_WHAT YOU NEED TO DO_
Here are records with pictures in them. Copy all of them exactly and leave the pictures out.

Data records
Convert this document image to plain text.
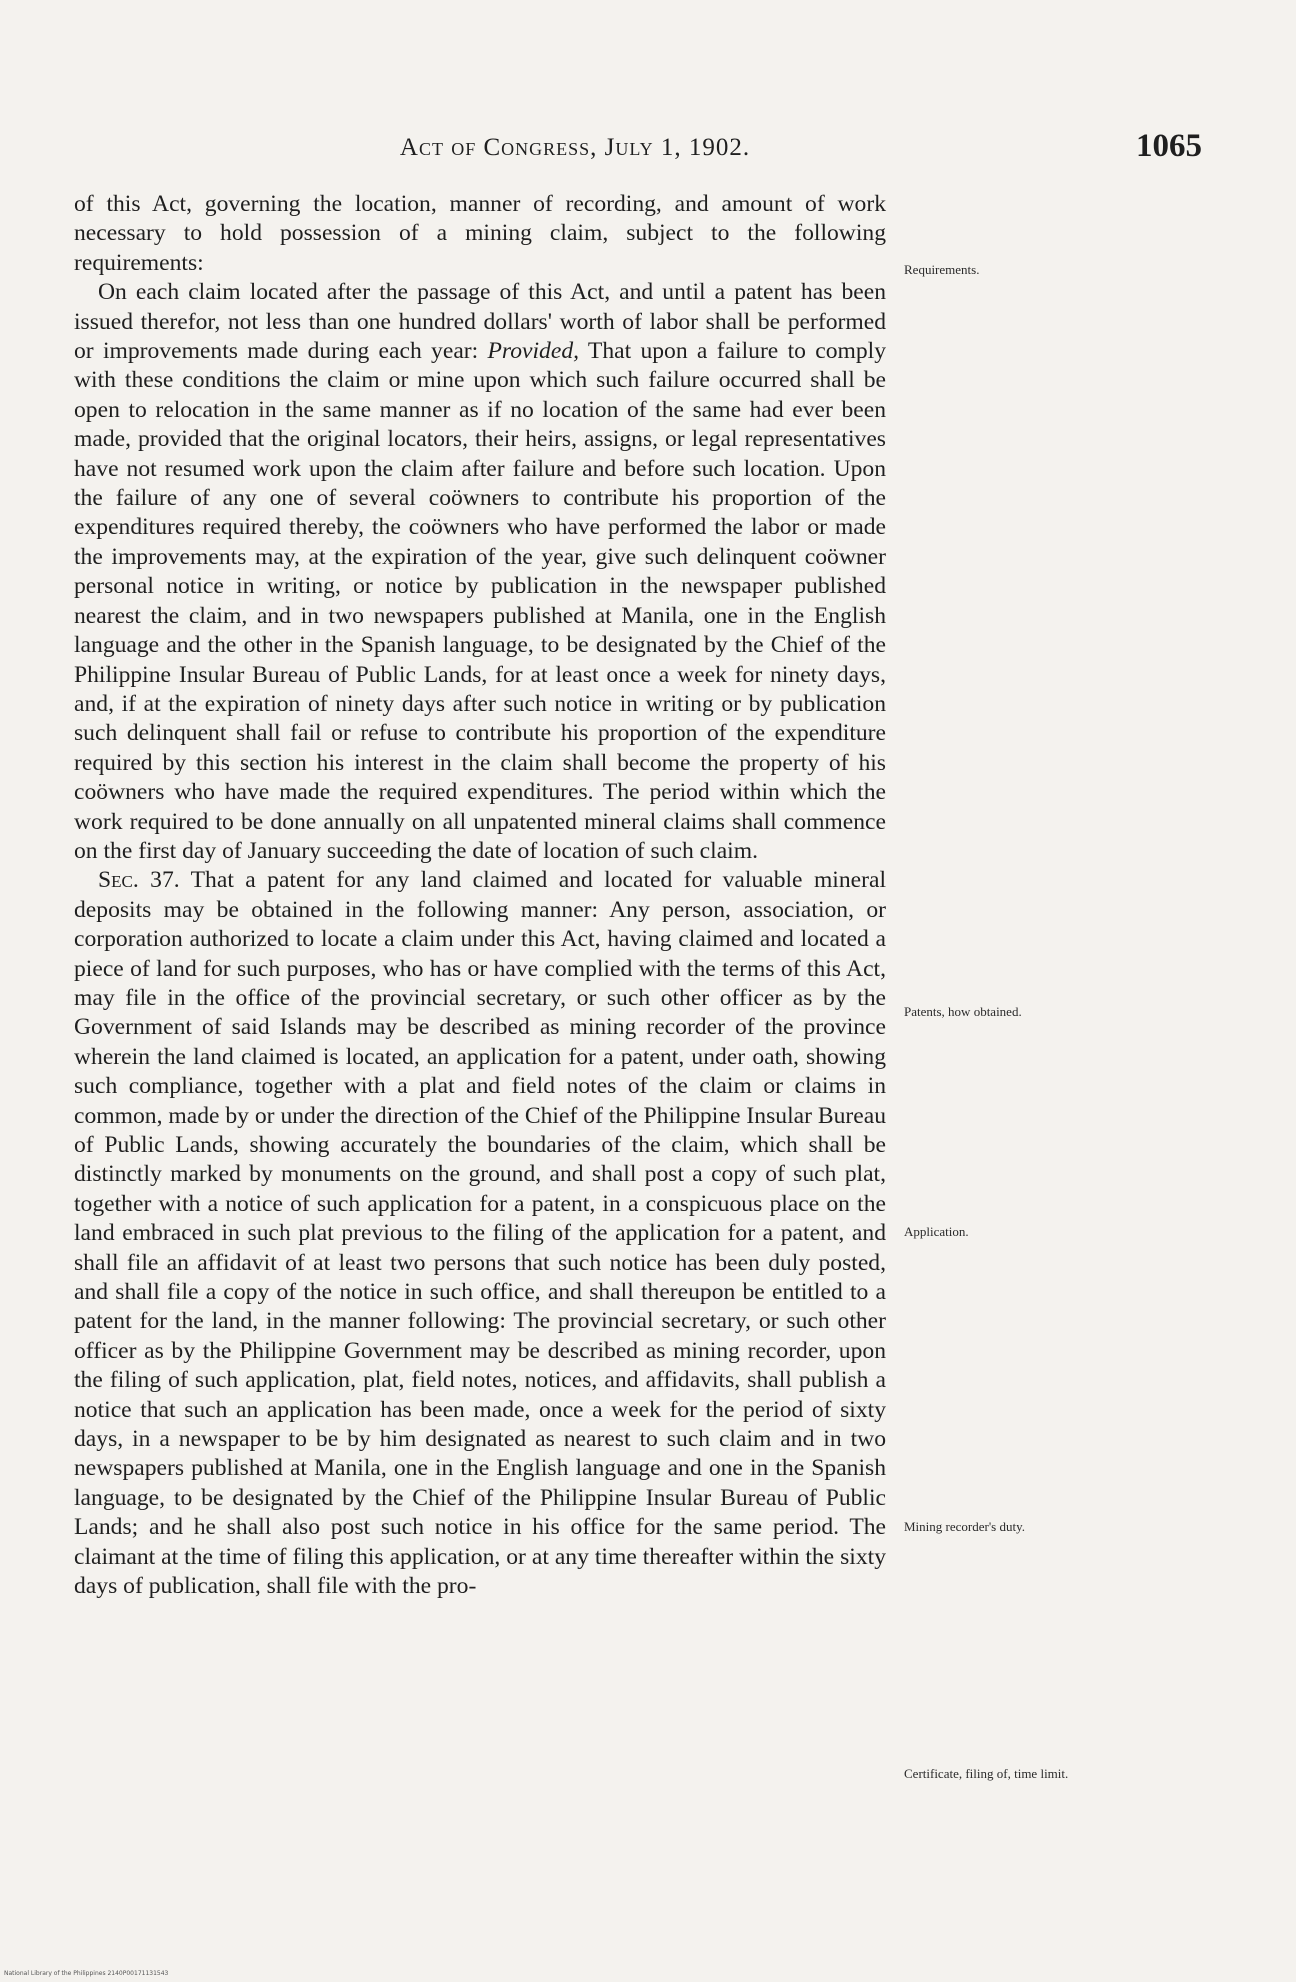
Act of Congress, July 1, 1902.	1065

of this Act, governing the location, manner of recording, and amount of work necessary to hold possession of a mining claim, subject to the following requirements:

On each claim located after the passage of this Act, and until a patent has been issued therefor, not less than one hundred dollars' worth of labor shall be performed or improvements made during each year: Provided, That upon a failure to comply with these conditions the claim or mine upon which such failure occurred shall be open to relocation in the same manner as if no location of the same had ever been made, provided that the original locators, their heirs, assigns, or legal representatives have not resumed work upon the claim after failure and before such location. Upon the failure of any one of several coöwners to contribute his proportion of the expenditures required thereby, the coöwners who have performed the labor or made the improvements may, at the expiration of the year, give such delinquent coöwner personal notice in writing, or notice by publication in the newspaper published nearest the claim, and in two newspapers published at Manila, one in the English language and the other in the Spanish language, to be designated by the Chief of the Philippine Insular Bureau of Public Lands, for at least once a week for ninety days, and, if at the expiration of ninety days after such notice in writing or by publication such delinquent shall fail or refuse to contribute his proportion of the expenditure required by this section his interest in the claim shall become the property of his coöwners who have made the required expenditures. The period within which the work required to be done annually on all unpatented mineral claims shall commence on the first day of January succeeding the date of location of such claim.

Sec. 37. That a patent for any land claimed and located for valuable mineral deposits may be obtained in the following manner: Any person, association, or corporation authorized to locate a claim under this Act, having claimed and located a piece of land for such purposes, who has or have complied with the terms of this Act, may file in the office of the provincial secretary, or such other officer as by the Government of said Islands may be described as mining recorder of the province wherein the land claimed is located, an application for a patent, under oath, showing such compliance, together with a plat and field notes of the claim or claims in common, made by or under the direction of the Chief of the Philippine Insular Bureau of Public Lands, showing accurately the boundaries of the claim, which shall be distinctly marked by monuments on the ground, and shall post a copy of such plat, together with a notice of such application for a patent, in a conspicuous place on the land embraced in such plat previous to the filing of the application for a patent, and shall file an affidavit of at least two persons that such notice has been duly posted, and shall file a copy of the notice in such office, and shall thereupon be entitled to a patent for the land, in the manner following: The provincial secretary, or such other officer as by the Philippine Government may be described as mining recorder, upon the filing of such application, plat, field notes, notices, and affidavits, shall publish a notice that such an application has been made, once a week for the period of sixty days, in a newspaper to be by him designated as nearest to such claim and in two newspapers published at Manila, one in the English language and one in the Spanish language, to be designated by the Chief of the Philippine Insular Bureau of Public Lands; and he shall also post such notice in his office for the same period. The claimant at the time of filing this application, or at any time thereafter within the sixty days of publication, shall file with the pro-

Requirements.
Patents, how obtained.
Application.
Mining recorder's duty.
Certificate, filing of, time limit.
National Library of the Philippines 2140P00171131543 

_TASK RESPONSE_
Convert this document image to plain text.
Act of Congress, July 1, 1902.	1065

of this Act, governing the location, manner of recording, and amount of work necessary to hold possession of a mining claim, subject to the following requirements:

On each claim located after the passage of this Act, and until a patent has been issued therefor, not less than one hundred dollars' worth of labor shall be performed or improvements made during each year: Provided, That upon a failure to comply with these conditions the claim or mine upon which such failure occurred shall be open to relocation in the same manner as if no location of the same had ever been made, provided that the original locators, their heirs, assigns, or legal representatives have not resumed work upon the claim after failure and before such location. Upon the failure of any one of several coöwners to contribute his proportion of the expenditures required thereby, the coöwners who have performed the labor or made the improvements may, at the expiration of the year, give such delinquent coöwner personal notice in writing, or notice by publication in the newspaper published nearest the claim, and in two newspapers published at Manila, one in the English language and the other in the Spanish language, to be designated by the Chief of the Philippine Insular Bureau of Public Lands, for at least once a week for ninety days, and, if at the expiration of ninety days after such notice in writing or by publication such delinquent shall fail or refuse to contribute his proportion of the expenditure required by this section his interest in the claim shall become the property of his coöwners who have made the required expenditures. The period within which the work required to be done annually on all unpatented mineral claims shall commence on the first day of January succeeding the date of location of such claim.

Sec. 37. That a patent for any land claimed and located for valuable mineral deposits may be obtained in the following manner: Any person, association, or corporation authorized to locate a claim under this Act, having claimed and located a piece of land for such purposes, who has or have complied with the terms of this Act, may file in the office of the provincial secretary, or such other officer as by the Government of said Islands may be described as mining recorder of the province wherein the land claimed is located, an application for a patent, under oath, showing such compliance, together with a plat and field notes of the claim or claims in common, made by or under the direction of the Chief of the Philippine Insular Bureau of Public Lands, showing accurately the boundaries of the claim, which shall be distinctly marked by monuments on the ground, and shall post a copy of such plat, together with a notice of such application for a patent, in a conspicuous place on the land embraced in such plat previous to the filing of the application for a patent, and shall file an affidavit of at least two persons that such notice has been duly posted, and shall file a copy of the notice in such office, and shall thereupon be entitled to a patent for the land, in the manner following: The provincial secretary, or such other officer as by the Philippine Government may be described as mining recorder, upon the filing of such application, plat, field notes, notices, and affidavits, shall publish a notice that such an application has been made, once a week for the period of sixty days, in a newspaper to be by him designated as nearest to such claim and in two newspapers published at Manila, one in the English language and one in the Spanish language, to be designated by the Chief of the Philippine Insular Bureau of Public Lands; and he shall also post such notice in his office for the same period. The claimant at the time of filing this application, or at any time thereafter within the sixty days of publication, shall file with the pro-

Requirements.
Patents, how obtained.
Application.
Mining recorder's duty.
Certificate, filing of, time limit.
National Library of the Philippines 2140P00171131543 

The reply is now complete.